---- SUPPLIED ENTRIES
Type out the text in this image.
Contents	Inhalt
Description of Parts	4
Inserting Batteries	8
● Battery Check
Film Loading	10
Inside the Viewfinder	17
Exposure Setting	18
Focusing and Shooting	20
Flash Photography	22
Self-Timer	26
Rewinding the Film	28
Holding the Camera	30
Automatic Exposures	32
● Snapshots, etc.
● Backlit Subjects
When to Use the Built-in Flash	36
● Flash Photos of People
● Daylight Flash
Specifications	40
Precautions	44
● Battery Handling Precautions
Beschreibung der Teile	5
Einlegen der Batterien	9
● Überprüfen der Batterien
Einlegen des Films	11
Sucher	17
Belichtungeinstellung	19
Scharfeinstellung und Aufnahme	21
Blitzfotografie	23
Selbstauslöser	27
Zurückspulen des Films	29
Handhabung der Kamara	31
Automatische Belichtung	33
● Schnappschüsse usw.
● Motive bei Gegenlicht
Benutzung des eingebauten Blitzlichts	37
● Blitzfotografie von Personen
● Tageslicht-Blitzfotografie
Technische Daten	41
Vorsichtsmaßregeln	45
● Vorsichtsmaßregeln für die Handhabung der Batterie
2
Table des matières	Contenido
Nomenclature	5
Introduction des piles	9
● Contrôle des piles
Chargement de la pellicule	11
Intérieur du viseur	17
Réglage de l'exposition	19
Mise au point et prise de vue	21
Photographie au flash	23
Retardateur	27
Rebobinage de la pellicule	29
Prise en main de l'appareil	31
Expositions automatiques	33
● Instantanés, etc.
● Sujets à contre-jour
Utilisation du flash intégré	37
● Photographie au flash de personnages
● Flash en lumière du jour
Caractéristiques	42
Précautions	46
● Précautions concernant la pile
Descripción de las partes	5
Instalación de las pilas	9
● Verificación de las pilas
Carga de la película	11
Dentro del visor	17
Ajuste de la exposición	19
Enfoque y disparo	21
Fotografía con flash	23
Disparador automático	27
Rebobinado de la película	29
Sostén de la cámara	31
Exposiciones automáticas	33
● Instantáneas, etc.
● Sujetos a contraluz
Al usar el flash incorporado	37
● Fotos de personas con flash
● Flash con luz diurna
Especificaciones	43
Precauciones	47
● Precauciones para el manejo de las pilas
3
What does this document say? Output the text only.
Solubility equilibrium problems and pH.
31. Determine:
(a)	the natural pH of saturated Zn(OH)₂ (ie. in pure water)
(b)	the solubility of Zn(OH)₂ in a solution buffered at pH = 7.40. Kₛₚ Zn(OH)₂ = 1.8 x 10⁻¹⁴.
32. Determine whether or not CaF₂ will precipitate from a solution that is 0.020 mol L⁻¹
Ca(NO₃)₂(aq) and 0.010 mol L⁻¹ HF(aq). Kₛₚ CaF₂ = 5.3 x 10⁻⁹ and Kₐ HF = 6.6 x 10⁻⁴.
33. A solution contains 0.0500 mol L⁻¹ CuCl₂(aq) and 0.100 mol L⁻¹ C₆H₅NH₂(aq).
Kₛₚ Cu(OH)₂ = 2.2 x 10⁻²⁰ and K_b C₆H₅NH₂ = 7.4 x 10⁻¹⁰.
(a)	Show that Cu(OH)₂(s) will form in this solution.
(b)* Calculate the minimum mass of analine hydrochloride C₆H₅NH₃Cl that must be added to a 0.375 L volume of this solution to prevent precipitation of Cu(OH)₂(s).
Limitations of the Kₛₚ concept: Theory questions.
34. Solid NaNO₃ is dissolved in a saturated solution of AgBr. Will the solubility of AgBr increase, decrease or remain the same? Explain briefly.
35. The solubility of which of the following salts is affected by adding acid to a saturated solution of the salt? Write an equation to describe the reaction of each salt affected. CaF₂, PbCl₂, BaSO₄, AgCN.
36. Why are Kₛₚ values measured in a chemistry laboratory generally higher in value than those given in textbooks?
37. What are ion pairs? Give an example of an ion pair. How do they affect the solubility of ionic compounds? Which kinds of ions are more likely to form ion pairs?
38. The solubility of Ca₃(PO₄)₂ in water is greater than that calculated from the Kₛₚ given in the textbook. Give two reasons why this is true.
--------
WORK TO COMPLETE>
Output the data above exactly, please, line for line.

RESPONSE>
Type out the text in this image.
Contents	Inhalt
Description of Parts	4
Inserting Batteries	8
● Battery Check
Film Loading	10
Inside the Viewfinder	17
Exposure Setting	18
Focusing and Shooting	20
Flash Photography	22
Self-Timer	26
Rewinding the Film	28
Holding the Camera	30
Automatic Exposures	32
● Snapshots, etc.
● Backlit Subjects
When to Use the Built-in Flash	36
● Flash Photos of People
● Daylight Flash
Specifications	40
Precautions	44
● Battery Handling Precautions
Beschreibung der Teile	5
Einlegen der Batterien	9
● Überprüfen der Batterien
Einlegen des Films	11
Sucher	17
Belichtungeinstellung	19
Scharfeinstellung und Aufnahme	21
Blitzfotografie	23
Selbstauslöser	27
Zurückspulen des Films	29
Handhabung der Kamara	31
Automatische Belichtung	33
● Schnappschüsse usw.
● Motive bei Gegenlicht
Benutzung des eingebauten Blitzlichts	37
● Blitzfotografie von Personen
● Tageslicht-Blitzfotografie
Technische Daten	41
Vorsichtsmaßregeln	45
● Vorsichtsmaßregeln für die Handhabung der Batterie
2
Table des matières	Contenido
Nomenclature	5
Introduction des piles	9
● Contrôle des piles
Chargement de la pellicule	11
Intérieur du viseur	17
Réglage de l'exposition	19
Mise au point et prise de vue	21
Photographie au flash	23
Retardateur	27
Rebobinage de la pellicule	29
Prise en main de l'appareil	31
Expositions automatiques	33
● Instantanés, etc.
● Sujets à contre-jour
Utilisation du flash intégré	37
● Photographie au flash de personnages
● Flash en lumière du jour
Caractéristiques	42
Précautions	46
● Précautions concernant la pile
Descripción de las partes	5
Instalación de las pilas	9
● Verificación de las pilas
Carga de la película	11
Dentro del visor	17
Ajuste de la exposición	19
Enfoque y disparo	21
Fotografía con flash	23
Disparador automático	27
Rebobinado de la película	29
Sostén de la cámara	31
Exposiciones automáticas	33
● Instantáneas, etc.
● Sujetos a contraluz
Al usar el flash incorporado	37
● Fotos de personas con flash
● Flash con luz diurna
Especificaciones	43
Precauciones	47
● Precauciones para el manejo de las pilas
3
What does this document say? Output the text only.
Solubility equilibrium problems and pH.
31. Determine:
(a)	the natural pH of saturated Zn(OH)₂ (ie. in pure water)
(b)	the solubility of Zn(OH)₂ in a solution buffered at pH = 7.40. Kₛₚ Zn(OH)₂ = 1.8 x 10⁻¹⁴.
32. Determine whether or not CaF₂ will precipitate from a solution that is 0.020 mol L⁻¹
Ca(NO₃)₂(aq) and 0.010 mol L⁻¹ HF(aq). Kₛₚ CaF₂ = 5.3 x 10⁻⁹ and Kₐ HF = 6.6 x 10⁻⁴.
33. A solution contains 0.0500 mol L⁻¹ CuCl₂(aq) and 0.100 mol L⁻¹ C₆H₅NH₂(aq).
Kₛₚ Cu(OH)₂ = 2.2 x 10⁻²⁰ and K_b C₆H₅NH₂ = 7.4 x 10⁻¹⁰.
(a)	Show that Cu(OH)₂(s) will form in this solution.
(b)* Calculate the minimum mass of analine hydrochloride C₆H₅NH₃Cl that must be added to a 0.375 L volume of this solution to prevent precipitation of Cu(OH)₂(s).
Limitations of the Kₛₚ concept: Theory questions.
34. Solid NaNO₃ is dissolved in a saturated solution of AgBr. Will the solubility of AgBr increase, decrease or remain the same? Explain briefly.
35. The solubility of which of the following salts is affected by adding acid to a saturated solution of the salt? Write an equation to describe the reaction of each salt affected. CaF₂, PbCl₂, BaSO₄, AgCN.
36. Why are Kₛₚ values measured in a chemistry laboratory generally higher in value than those given in textbooks?
37. What are ion pairs? Give an example of an ion pair. How do they affect the solubility of ionic compounds? Which kinds of ions are more likely to form ion pairs?
38. The solubility of Ca₃(PO₄)₂ in water is greater than that calculated from the Kₛₚ given in the textbook. Give two reasons why this is true.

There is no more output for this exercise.